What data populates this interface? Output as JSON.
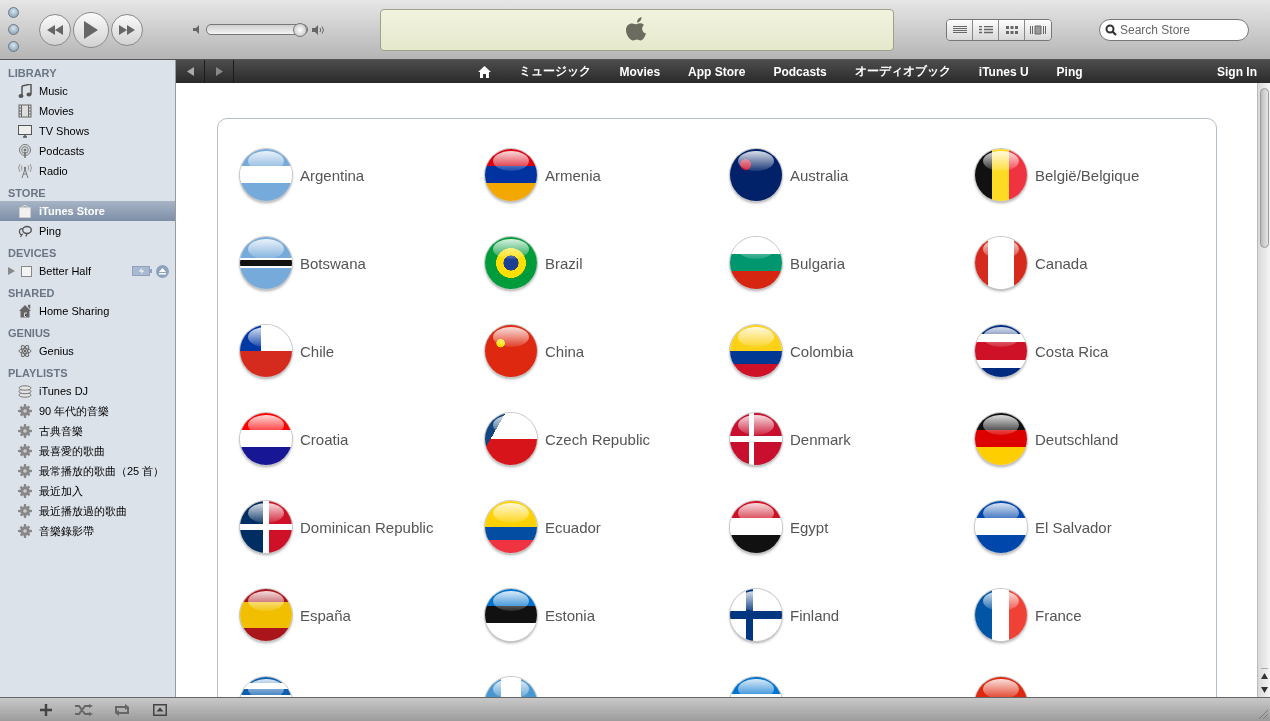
{
  "toolbar": {
    "volume": {
      "level": 0.93
    },
    "search": {
      "placeholder": "Search Store"
    }
  },
  "sidebar": {
    "sections": [
      {
        "title": "LIBRARY",
        "items": [
          {
            "label": "Music",
            "kind": "music",
            "selected": false
          },
          {
            "label": "Movies",
            "kind": "movies",
            "selected": false
          },
          {
            "label": "TV Shows",
            "kind": "tv",
            "selected": false
          },
          {
            "label": "Podcasts",
            "kind": "podcasts",
            "selected": false
          },
          {
            "label": "Radio",
            "kind": "radio",
            "selected": false
          }
        ]
      },
      {
        "title": "STORE",
        "items": [
          {
            "label": "iTunes Store",
            "kind": "store",
            "selected": true
          },
          {
            "label": "Ping",
            "kind": "ping",
            "selected": false
          }
        ]
      },
      {
        "title": "DEVICES",
        "items": [
          {
            "label": "Better Half",
            "kind": "device",
            "selected": false,
            "expanded": false
          }
        ]
      },
      {
        "title": "SHARED",
        "items": [
          {
            "label": "Home Sharing",
            "kind": "home",
            "selected": false
          }
        ]
      },
      {
        "title": "GENIUS",
        "items": [
          {
            "label": "Genius",
            "kind": "genius",
            "selected": false
          }
        ]
      },
      {
        "title": "PLAYLISTS",
        "items": [
          {
            "label": "iTunes DJ",
            "kind": "dj",
            "selected": false
          },
          {
            "label": "90 年代的音樂",
            "kind": "smart",
            "selected": false
          },
          {
            "label": "古典音樂",
            "kind": "smart",
            "selected": false
          },
          {
            "label": "最喜愛的歌曲",
            "kind": "smart",
            "selected": false
          },
          {
            "label": "最常播放的歌曲（25 首）",
            "kind": "smart",
            "selected": false
          },
          {
            "label": "最近加入",
            "kind": "smart",
            "selected": false
          },
          {
            "label": "最近播放過的歌曲",
            "kind": "smart",
            "selected": false
          },
          {
            "label": "音樂錄影帶",
            "kind": "smart",
            "selected": false
          }
        ]
      }
    ]
  },
  "nav": {
    "items": [
      "ミュージック",
      "Movies",
      "App Store",
      "Podcasts",
      "オーディオブック",
      "iTunes U",
      "Ping"
    ],
    "sign_in": "Sign In"
  },
  "countries": [
    {
      "kind": "country",
      "name": "Argentina"
    },
    {
      "kind": "country",
      "name": "Armenia"
    },
    {
      "kind": "country",
      "name": "Australia"
    },
    {
      "kind": "country",
      "name": "België/Belgique"
    },
    {
      "kind": "country",
      "name": "Botswana"
    },
    {
      "kind": "country",
      "name": "Brazil"
    },
    {
      "kind": "country",
      "name": "Bulgaria"
    },
    {
      "kind": "country",
      "name": "Canada"
    },
    {
      "kind": "country",
      "name": "Chile"
    },
    {
      "kind": "country",
      "name": "China"
    },
    {
      "kind": "country",
      "name": "Colombia"
    },
    {
      "kind": "country",
      "name": "Costa Rica"
    },
    {
      "kind": "country",
      "name": "Croatia"
    },
    {
      "kind": "country",
      "name": "Czech Republic"
    },
    {
      "kind": "country",
      "name": "Denmark"
    },
    {
      "kind": "country",
      "name": "Deutschland"
    },
    {
      "kind": "country",
      "name": "Dominican Republic"
    },
    {
      "kind": "country",
      "name": "Ecuador"
    },
    {
      "kind": "country",
      "name": "Egypt"
    },
    {
      "kind": "country",
      "name": "El Salvador"
    },
    {
      "kind": "country",
      "name": "España"
    },
    {
      "kind": "country",
      "name": "Estonia"
    },
    {
      "kind": "country",
      "name": "Finland"
    },
    {
      "kind": "country",
      "name": "France"
    },
    {
      "kind": "cut"
    },
    {
      "kind": "cut"
    },
    {
      "kind": "cut"
    },
    {
      "kind": "cut"
    }
  ]
}
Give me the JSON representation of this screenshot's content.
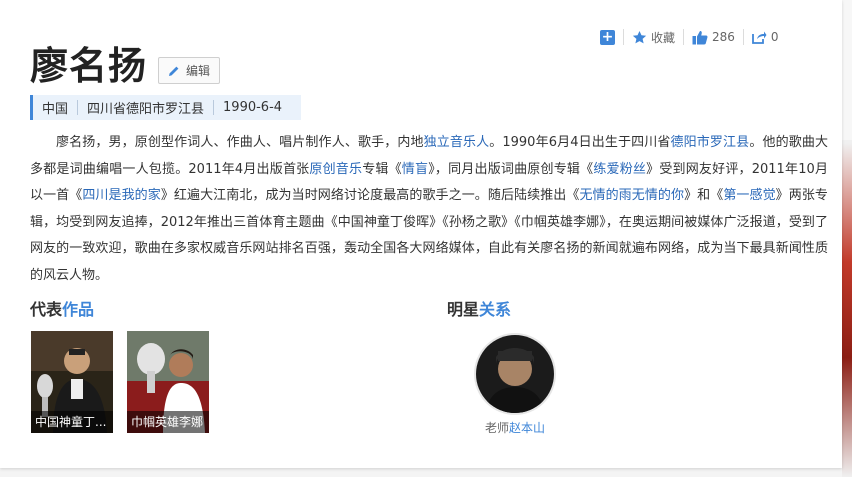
{
  "actions": {
    "favorite_label": "收藏",
    "like_count": "286",
    "share_count": "0"
  },
  "person": {
    "name": "廖名扬",
    "edit_label": "编辑",
    "meta": [
      "中国",
      "四川省德阳市罗江县",
      "1990-6-4"
    ]
  },
  "description": {
    "t1": "廖名扬，男，原创型作词人、作曲人、唱片制作人、歌手，内地",
    "l1": "独立音乐人",
    "t2": "。1990年6月4日出生于四川省",
    "l2": "德阳市罗江县",
    "t3": "。他的歌曲大多都是词曲编唱一人包揽。2011年4月出版首张",
    "l3": "原创音乐",
    "t4": "专辑《",
    "l4": "情盲",
    "t5": "》，同月出版词曲原创专辑《",
    "l5": "练爱粉丝",
    "t6": "》受到网友好评，2011年10月以一首《",
    "l6": "四川是我的家",
    "t7": "》红遍大江南北，成为当时网络讨论度最高的歌手之一。随后陆续推出《",
    "l7": "无情的雨无情的你",
    "t8": "》和《",
    "l8": "第一感觉",
    "t9": "》两张专辑，均受到网友追捧，2012年推出三首体育主题曲《中国神童丁俊晖》《孙杨之歌》《巾帼英雄李娜》，在奥运期间被媒体广泛报道，受到了网友的一致欢迎，歌曲在多家权威音乐网站排名百强，轰动全国各大网络媒体，自此有关廖名扬的新闻就遍布网络，成为当下最具新闻性质的风云人物。"
  },
  "works": {
    "title_a": "代表",
    "title_b": "作品",
    "items": [
      {
        "caption": "中国神童丁..."
      },
      {
        "caption": "巾帼英雄李娜"
      }
    ]
  },
  "relations": {
    "title_a": "明星",
    "title_b": "关系",
    "star": {
      "role": "老师",
      "name": "赵本山"
    }
  },
  "colors": {
    "accent": "#3f86d8",
    "link": "#2a68b8",
    "meta_bg": "#eaf2fb"
  }
}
-*-*-
### EXERCISE PROMPT
Write the records out once more, exactly as they appear, with no pictures.

### SOLUTION FOR THIS PROBLEM
What data populates this interface? Output as JSON.
{
  "toolbar": {
    "volume": {
      "level": 0.93
    },
    "search": {
      "placeholder": "Search Store"
    }
  },
  "sidebar": {
    "sections": [
      {
        "title": "LIBRARY",
        "items": [
          {
            "label": "Music",
            "kind": "music",
            "selected": false
          },
          {
            "label": "Movies",
            "kind": "movies",
            "selected": false
          },
          {
            "label": "TV Shows",
            "kind": "tv",
            "selected": false
          },
          {
            "label": "Podcasts",
            "kind": "podcasts",
            "selected": false
          },
          {
            "label": "Radio",
            "kind": "radio",
            "selected": false
          }
        ]
      },
      {
        "title": "STORE",
        "items": [
          {
            "label": "iTunes Store",
            "kind": "store",
            "selected": true
          },
          {
            "label": "Ping",
            "kind": "ping",
            "selected": false
          }
        ]
      },
      {
        "title": "DEVICES",
        "items": [
          {
            "label": "Better Half",
            "kind": "device",
            "selected": false,
            "expanded": false
          }
        ]
      },
      {
        "title": "SHARED",
        "items": [
          {
            "label": "Home Sharing",
            "kind": "home",
            "selected": false
          }
        ]
      },
      {
        "title": "GENIUS",
        "items": [
          {
            "label": "Genius",
            "kind": "genius",
            "selected": false
          }
        ]
      },
      {
        "title": "PLAYLISTS",
        "items": [
          {
            "label": "iTunes DJ",
            "kind": "dj",
            "selected": false
          },
          {
            "label": "90 年代的音樂",
            "kind": "smart",
            "selected": false
          },
          {
            "label": "古典音樂",
            "kind": "smart",
            "selected": false
          },
          {
            "label": "最喜愛的歌曲",
            "kind": "smart",
            "selected": false
          },
          {
            "label": "最常播放的歌曲（25 首）",
            "kind": "smart",
            "selected": false
          },
          {
            "label": "最近加入",
            "kind": "smart",
            "selected": false
          },
          {
            "label": "最近播放過的歌曲",
            "kind": "smart",
            "selected": false
          },
          {
            "label": "音樂錄影帶",
            "kind": "smart",
            "selected": false
          }
        ]
      }
    ]
  },
  "nav": {
    "items": [
      "ミュージック",
      "Movies",
      "App Store",
      "Podcasts",
      "オーディオブック",
      "iTunes U",
      "Ping"
    ],
    "sign_in": "Sign In"
  },
  "countries": [
    {
      "kind": "country",
      "name": "Argentina"
    },
    {
      "kind": "country",
      "name": "Armenia"
    },
    {
      "kind": "country",
      "name": "Australia"
    },
    {
      "kind": "country",
      "name": "België/Belgique"
    },
    {
      "kind": "country",
      "name": "Botswana"
    },
    {
      "kind": "country",
      "name": "Brazil"
    },
    {
      "kind": "country",
      "name": "Bulgaria"
    },
    {
      "kind": "country",
      "name": "Canada"
    },
    {
      "kind": "country",
      "name": "Chile"
    },
    {
      "kind": "country",
      "name": "China"
    },
    {
      "kind": "country",
      "name": "Colombia"
    },
    {
      "kind": "country",
      "name": "Costa Rica"
    },
    {
      "kind": "country",
      "name": "Croatia"
    },
    {
      "kind": "country",
      "name": "Czech Republic"
    },
    {
      "kind": "country",
      "name": "Denmark"
    },
    {
      "kind": "country",
      "name": "Deutschland"
    },
    {
      "kind": "country",
      "name": "Dominican Republic"
    },
    {
      "kind": "country",
      "name": "Ecuador"
    },
    {
      "kind": "country",
      "name": "Egypt"
    },
    {
      "kind": "country",
      "name": "El Salvador"
    },
    {
      "kind": "country",
      "name": "España"
    },
    {
      "kind": "country",
      "name": "Estonia"
    },
    {
      "kind": "country",
      "name": "Finland"
    },
    {
      "kind": "country",
      "name": "France"
    },
    {
      "kind": "cut"
    },
    {
      "kind": "cut"
    },
    {
      "kind": "cut"
    },
    {
      "kind": "cut"
    }
  ]
}
Give me the JSON representation of this screenshot's content.
{
  "actions": {
    "favorite_label": "收藏",
    "like_count": "286",
    "share_count": "0"
  },
  "person": {
    "name": "廖名扬",
    "edit_label": "编辑",
    "meta": [
      "中国",
      "四川省德阳市罗江县",
      "1990-6-4"
    ]
  },
  "description": {
    "t1": "廖名扬，男，原创型作词人、作曲人、唱片制作人、歌手，内地",
    "l1": "独立音乐人",
    "t2": "。1990年6月4日出生于四川省",
    "l2": "德阳市罗江县",
    "t3": "。他的歌曲大多都是词曲编唱一人包揽。2011年4月出版首张",
    "l3": "原创音乐",
    "t4": "专辑《",
    "l4": "情盲",
    "t5": "》，同月出版词曲原创专辑《",
    "l5": "练爱粉丝",
    "t6": "》受到网友好评，2011年10月以一首《",
    "l6": "四川是我的家",
    "t7": "》红遍大江南北，成为当时网络讨论度最高的歌手之一。随后陆续推出《",
    "l7": "无情的雨无情的你",
    "t8": "》和《",
    "l8": "第一感觉",
    "t9": "》两张专辑，均受到网友追捧，2012年推出三首体育主题曲《中国神童丁俊晖》《孙杨之歌》《巾帼英雄李娜》，在奥运期间被媒体广泛报道，受到了网友的一致欢迎，歌曲在多家权威音乐网站排名百强，轰动全国各大网络媒体，自此有关廖名扬的新闻就遍布网络，成为当下最具新闻性质的风云人物。"
  },
  "works": {
    "title_a": "代表",
    "title_b": "作品",
    "items": [
      {
        "caption": "中国神童丁..."
      },
      {
        "caption": "巾帼英雄李娜"
      }
    ]
  },
  "relations": {
    "title_a": "明星",
    "title_b": "关系",
    "star": {
      "role": "老师",
      "name": "赵本山"
    }
  },
  "colors": {
    "accent": "#3f86d8",
    "link": "#2a68b8",
    "meta_bg": "#eaf2fb"
  }
}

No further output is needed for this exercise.